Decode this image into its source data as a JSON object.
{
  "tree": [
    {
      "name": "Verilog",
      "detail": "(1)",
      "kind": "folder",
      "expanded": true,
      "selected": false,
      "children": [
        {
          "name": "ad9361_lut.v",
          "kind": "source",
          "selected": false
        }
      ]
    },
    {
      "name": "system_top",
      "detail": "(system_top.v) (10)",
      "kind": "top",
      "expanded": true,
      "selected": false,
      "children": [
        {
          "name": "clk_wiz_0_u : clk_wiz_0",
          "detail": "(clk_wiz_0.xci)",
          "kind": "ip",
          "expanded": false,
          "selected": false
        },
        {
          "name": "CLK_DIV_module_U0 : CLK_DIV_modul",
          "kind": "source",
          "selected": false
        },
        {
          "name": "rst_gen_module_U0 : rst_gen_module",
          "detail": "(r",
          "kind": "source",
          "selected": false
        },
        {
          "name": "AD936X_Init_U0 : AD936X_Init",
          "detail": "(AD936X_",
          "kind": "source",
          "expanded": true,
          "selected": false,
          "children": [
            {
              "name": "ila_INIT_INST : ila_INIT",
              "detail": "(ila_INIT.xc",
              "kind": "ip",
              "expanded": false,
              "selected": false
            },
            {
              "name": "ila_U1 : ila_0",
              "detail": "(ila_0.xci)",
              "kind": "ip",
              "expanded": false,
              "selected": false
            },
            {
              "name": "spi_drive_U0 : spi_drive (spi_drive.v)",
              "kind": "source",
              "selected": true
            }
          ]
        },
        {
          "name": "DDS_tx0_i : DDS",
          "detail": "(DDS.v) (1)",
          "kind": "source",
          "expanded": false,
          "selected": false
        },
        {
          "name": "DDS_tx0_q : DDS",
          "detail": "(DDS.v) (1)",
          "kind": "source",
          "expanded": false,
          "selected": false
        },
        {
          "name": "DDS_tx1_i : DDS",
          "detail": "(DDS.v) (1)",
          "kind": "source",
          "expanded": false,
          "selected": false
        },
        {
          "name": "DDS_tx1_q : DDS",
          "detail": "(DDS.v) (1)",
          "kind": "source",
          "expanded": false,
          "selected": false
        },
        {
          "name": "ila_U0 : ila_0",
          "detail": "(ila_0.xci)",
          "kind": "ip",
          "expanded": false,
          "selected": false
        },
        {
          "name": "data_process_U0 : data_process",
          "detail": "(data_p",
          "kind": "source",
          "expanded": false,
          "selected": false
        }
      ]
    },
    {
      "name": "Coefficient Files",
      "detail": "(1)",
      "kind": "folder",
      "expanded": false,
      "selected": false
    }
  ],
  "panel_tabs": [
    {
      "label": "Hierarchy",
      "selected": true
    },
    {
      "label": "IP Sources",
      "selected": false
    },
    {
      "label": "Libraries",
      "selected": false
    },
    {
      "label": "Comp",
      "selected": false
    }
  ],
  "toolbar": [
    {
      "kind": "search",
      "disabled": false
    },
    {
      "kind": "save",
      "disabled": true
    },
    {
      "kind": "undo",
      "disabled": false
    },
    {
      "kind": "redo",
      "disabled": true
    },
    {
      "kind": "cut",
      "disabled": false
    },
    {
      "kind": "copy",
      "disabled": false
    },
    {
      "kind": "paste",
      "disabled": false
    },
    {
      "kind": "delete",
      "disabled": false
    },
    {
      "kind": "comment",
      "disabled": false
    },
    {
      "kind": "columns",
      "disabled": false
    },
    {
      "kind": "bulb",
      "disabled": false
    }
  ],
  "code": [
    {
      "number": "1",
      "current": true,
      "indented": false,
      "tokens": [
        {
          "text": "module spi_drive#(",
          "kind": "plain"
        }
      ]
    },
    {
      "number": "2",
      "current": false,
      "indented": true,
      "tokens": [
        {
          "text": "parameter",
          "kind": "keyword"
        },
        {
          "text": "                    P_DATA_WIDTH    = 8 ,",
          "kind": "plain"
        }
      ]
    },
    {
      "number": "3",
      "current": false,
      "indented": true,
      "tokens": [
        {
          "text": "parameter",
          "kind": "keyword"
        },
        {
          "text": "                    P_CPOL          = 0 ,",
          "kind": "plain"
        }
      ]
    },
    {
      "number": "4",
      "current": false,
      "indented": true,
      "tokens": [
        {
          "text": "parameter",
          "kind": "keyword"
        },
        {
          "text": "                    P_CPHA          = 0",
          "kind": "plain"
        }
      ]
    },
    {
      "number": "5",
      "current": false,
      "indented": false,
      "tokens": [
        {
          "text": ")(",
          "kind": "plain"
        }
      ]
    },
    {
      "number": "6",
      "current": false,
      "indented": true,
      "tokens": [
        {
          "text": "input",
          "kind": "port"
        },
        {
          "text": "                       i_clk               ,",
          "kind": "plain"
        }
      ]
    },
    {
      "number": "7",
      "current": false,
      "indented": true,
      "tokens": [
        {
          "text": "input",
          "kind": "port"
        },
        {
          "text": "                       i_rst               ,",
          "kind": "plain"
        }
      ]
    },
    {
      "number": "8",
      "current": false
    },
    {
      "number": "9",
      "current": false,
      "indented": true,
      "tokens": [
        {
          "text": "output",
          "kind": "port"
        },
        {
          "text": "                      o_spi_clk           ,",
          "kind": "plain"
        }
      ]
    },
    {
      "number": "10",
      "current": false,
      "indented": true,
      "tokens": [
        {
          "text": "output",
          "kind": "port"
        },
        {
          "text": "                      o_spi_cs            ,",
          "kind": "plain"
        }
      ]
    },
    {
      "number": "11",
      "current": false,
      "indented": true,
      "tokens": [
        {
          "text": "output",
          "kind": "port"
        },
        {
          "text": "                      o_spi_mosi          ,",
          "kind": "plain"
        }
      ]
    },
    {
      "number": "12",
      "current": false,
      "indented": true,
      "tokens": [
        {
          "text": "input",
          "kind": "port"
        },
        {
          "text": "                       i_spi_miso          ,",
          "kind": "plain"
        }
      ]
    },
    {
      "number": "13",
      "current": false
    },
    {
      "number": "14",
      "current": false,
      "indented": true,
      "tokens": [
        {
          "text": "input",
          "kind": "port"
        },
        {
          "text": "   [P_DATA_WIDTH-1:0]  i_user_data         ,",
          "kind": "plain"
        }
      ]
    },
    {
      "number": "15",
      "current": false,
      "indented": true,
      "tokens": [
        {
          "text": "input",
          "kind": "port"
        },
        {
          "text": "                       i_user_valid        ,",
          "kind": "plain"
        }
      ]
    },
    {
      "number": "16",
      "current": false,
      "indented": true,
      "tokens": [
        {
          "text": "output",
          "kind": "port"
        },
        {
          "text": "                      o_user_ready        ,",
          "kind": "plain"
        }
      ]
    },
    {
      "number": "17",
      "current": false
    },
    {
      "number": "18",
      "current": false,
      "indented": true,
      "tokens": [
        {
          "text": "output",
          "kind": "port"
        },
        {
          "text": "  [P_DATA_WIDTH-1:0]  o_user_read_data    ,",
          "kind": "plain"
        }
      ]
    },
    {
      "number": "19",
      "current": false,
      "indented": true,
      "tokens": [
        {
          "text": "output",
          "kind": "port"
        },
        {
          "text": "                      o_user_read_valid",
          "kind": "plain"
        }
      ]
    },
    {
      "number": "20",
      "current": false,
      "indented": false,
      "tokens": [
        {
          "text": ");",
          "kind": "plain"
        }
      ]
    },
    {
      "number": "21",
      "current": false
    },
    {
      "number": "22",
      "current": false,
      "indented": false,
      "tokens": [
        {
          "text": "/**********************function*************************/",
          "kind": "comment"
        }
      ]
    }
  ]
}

• **TASK INSTRUCTIONS**
Each line of the listing should be echoed back exactly.

• **RESPONSE**
Decode this image into its source data as a JSON object.
{
  "tree": [
    {
      "name": "Verilog",
      "detail": "(1)",
      "kind": "folder",
      "expanded": true,
      "selected": false,
      "children": [
        {
          "name": "ad9361_lut.v",
          "kind": "source",
          "selected": false
        }
      ]
    },
    {
      "name": "system_top",
      "detail": "(system_top.v) (10)",
      "kind": "top",
      "expanded": true,
      "selected": false,
      "children": [
        {
          "name": "clk_wiz_0_u : clk_wiz_0",
          "detail": "(clk_wiz_0.xci)",
          "kind": "ip",
          "expanded": false,
          "selected": false
        },
        {
          "name": "CLK_DIV_module_U0 : CLK_DIV_modul",
          "kind": "source",
          "selected": false
        },
        {
          "name": "rst_gen_module_U0 : rst_gen_module",
          "detail": "(r",
          "kind": "source",
          "selected": false
        },
        {
          "name": "AD936X_Init_U0 : AD936X_Init",
          "detail": "(AD936X_",
          "kind": "source",
          "expanded": true,
          "selected": false,
          "children": [
            {
              "name": "ila_INIT_INST : ila_INIT",
              "detail": "(ila_INIT.xc",
              "kind": "ip",
              "expanded": false,
              "selected": false
            },
            {
              "name": "ila_U1 : ila_0",
              "detail": "(ila_0.xci)",
              "kind": "ip",
              "expanded": false,
              "selected": false
            },
            {
              "name": "spi_drive_U0 : spi_drive (spi_drive.v)",
              "kind": "source",
              "selected": true
            }
          ]
        },
        {
          "name": "DDS_tx0_i : DDS",
          "detail": "(DDS.v) (1)",
          "kind": "source",
          "expanded": false,
          "selected": false
        },
        {
          "name": "DDS_tx0_q : DDS",
          "detail": "(DDS.v) (1)",
          "kind": "source",
          "expanded": false,
          "selected": false
        },
        {
          "name": "DDS_tx1_i : DDS",
          "detail": "(DDS.v) (1)",
          "kind": "source",
          "expanded": false,
          "selected": false
        },
        {
          "name": "DDS_tx1_q : DDS",
          "detail": "(DDS.v) (1)",
          "kind": "source",
          "expanded": false,
          "selected": false
        },
        {
          "name": "ila_U0 : ila_0",
          "detail": "(ila_0.xci)",
          "kind": "ip",
          "expanded": false,
          "selected": false
        },
        {
          "name": "data_process_U0 : data_process",
          "detail": "(data_p",
          "kind": "source",
          "expanded": false,
          "selected": false
        }
      ]
    },
    {
      "name": "Coefficient Files",
      "detail": "(1)",
      "kind": "folder",
      "expanded": false,
      "selected": false
    }
  ],
  "panel_tabs": [
    {
      "label": "Hierarchy",
      "selected": true
    },
    {
      "label": "IP Sources",
      "selected": false
    },
    {
      "label": "Libraries",
      "selected": false
    },
    {
      "label": "Comp",
      "selected": false
    }
  ],
  "toolbar": [
    {
      "kind": "search",
      "disabled": false
    },
    {
      "kind": "save",
      "disabled": true
    },
    {
      "kind": "undo",
      "disabled": false
    },
    {
      "kind": "redo",
      "disabled": true
    },
    {
      "kind": "cut",
      "disabled": false
    },
    {
      "kind": "copy",
      "disabled": false
    },
    {
      "kind": "paste",
      "disabled": false
    },
    {
      "kind": "delete",
      "disabled": false
    },
    {
      "kind": "comment",
      "disabled": false
    },
    {
      "kind": "columns",
      "disabled": false
    },
    {
      "kind": "bulb",
      "disabled": false
    }
  ],
  "code": [
    {
      "number": "1",
      "current": true,
      "indented": false,
      "tokens": [
        {
          "text": "module spi_drive#(",
          "kind": "plain"
        }
      ]
    },
    {
      "number": "2",
      "current": false,
      "indented": true,
      "tokens": [
        {
          "text": "parameter",
          "kind": "keyword"
        },
        {
          "text": "                    P_DATA_WIDTH    = 8 ,",
          "kind": "plain"
        }
      ]
    },
    {
      "number": "3",
      "current": false,
      "indented": true,
      "tokens": [
        {
          "text": "parameter",
          "kind": "keyword"
        },
        {
          "text": "                    P_CPOL          = 0 ,",
          "kind": "plain"
        }
      ]
    },
    {
      "number": "4",
      "current": false,
      "indented": true,
      "tokens": [
        {
          "text": "parameter",
          "kind": "keyword"
        },
        {
          "text": "                    P_CPHA          = 0",
          "kind": "plain"
        }
      ]
    },
    {
      "number": "5",
      "current": false,
      "indented": false,
      "tokens": [
        {
          "text": ")(",
          "kind": "plain"
        }
      ]
    },
    {
      "number": "6",
      "current": false,
      "indented": true,
      "tokens": [
        {
          "text": "input",
          "kind": "port"
        },
        {
          "text": "                       i_clk               ,",
          "kind": "plain"
        }
      ]
    },
    {
      "number": "7",
      "current": false,
      "indented": true,
      "tokens": [
        {
          "text": "input",
          "kind": "port"
        },
        {
          "text": "                       i_rst               ,",
          "kind": "plain"
        }
      ]
    },
    {
      "number": "8",
      "current": false
    },
    {
      "number": "9",
      "current": false,
      "indented": true,
      "tokens": [
        {
          "text": "output",
          "kind": "port"
        },
        {
          "text": "                      o_spi_clk           ,",
          "kind": "plain"
        }
      ]
    },
    {
      "number": "10",
      "current": false,
      "indented": true,
      "tokens": [
        {
          "text": "output",
          "kind": "port"
        },
        {
          "text": "                      o_spi_cs            ,",
          "kind": "plain"
        }
      ]
    },
    {
      "number": "11",
      "current": false,
      "indented": true,
      "tokens": [
        {
          "text": "output",
          "kind": "port"
        },
        {
          "text": "                      o_spi_mosi          ,",
          "kind": "plain"
        }
      ]
    },
    {
      "number": "12",
      "current": false,
      "indented": true,
      "tokens": [
        {
          "text": "input",
          "kind": "port"
        },
        {
          "text": "                       i_spi_miso          ,",
          "kind": "plain"
        }
      ]
    },
    {
      "number": "13",
      "current": false
    },
    {
      "number": "14",
      "current": false,
      "indented": true,
      "tokens": [
        {
          "text": "input",
          "kind": "port"
        },
        {
          "text": "   [P_DATA_WIDTH-1:0]  i_user_data         ,",
          "kind": "plain"
        }
      ]
    },
    {
      "number": "15",
      "current": false,
      "indented": true,
      "tokens": [
        {
          "text": "input",
          "kind": "port"
        },
        {
          "text": "                       i_user_valid        ,",
          "kind": "plain"
        }
      ]
    },
    {
      "number": "16",
      "current": false,
      "indented": true,
      "tokens": [
        {
          "text": "output",
          "kind": "port"
        },
        {
          "text": "                      o_user_ready        ,",
          "kind": "plain"
        }
      ]
    },
    {
      "number": "17",
      "current": false
    },
    {
      "number": "18",
      "current": false,
      "indented": true,
      "tokens": [
        {
          "text": "output",
          "kind": "port"
        },
        {
          "text": "  [P_DATA_WIDTH-1:0]  o_user_read_data    ,",
          "kind": "plain"
        }
      ]
    },
    {
      "number": "19",
      "current": false,
      "indented": true,
      "tokens": [
        {
          "text": "output",
          "kind": "port"
        },
        {
          "text": "                      o_user_read_valid",
          "kind": "plain"
        }
      ]
    },
    {
      "number": "20",
      "current": false,
      "indented": false,
      "tokens": [
        {
          "text": ");",
          "kind": "plain"
        }
      ]
    },
    {
      "number": "21",
      "current": false
    },
    {
      "number": "22",
      "current": false,
      "indented": false,
      "tokens": [
        {
          "text": "/**********************function*************************/",
          "kind": "comment"
        }
      ]
    }
  ]
}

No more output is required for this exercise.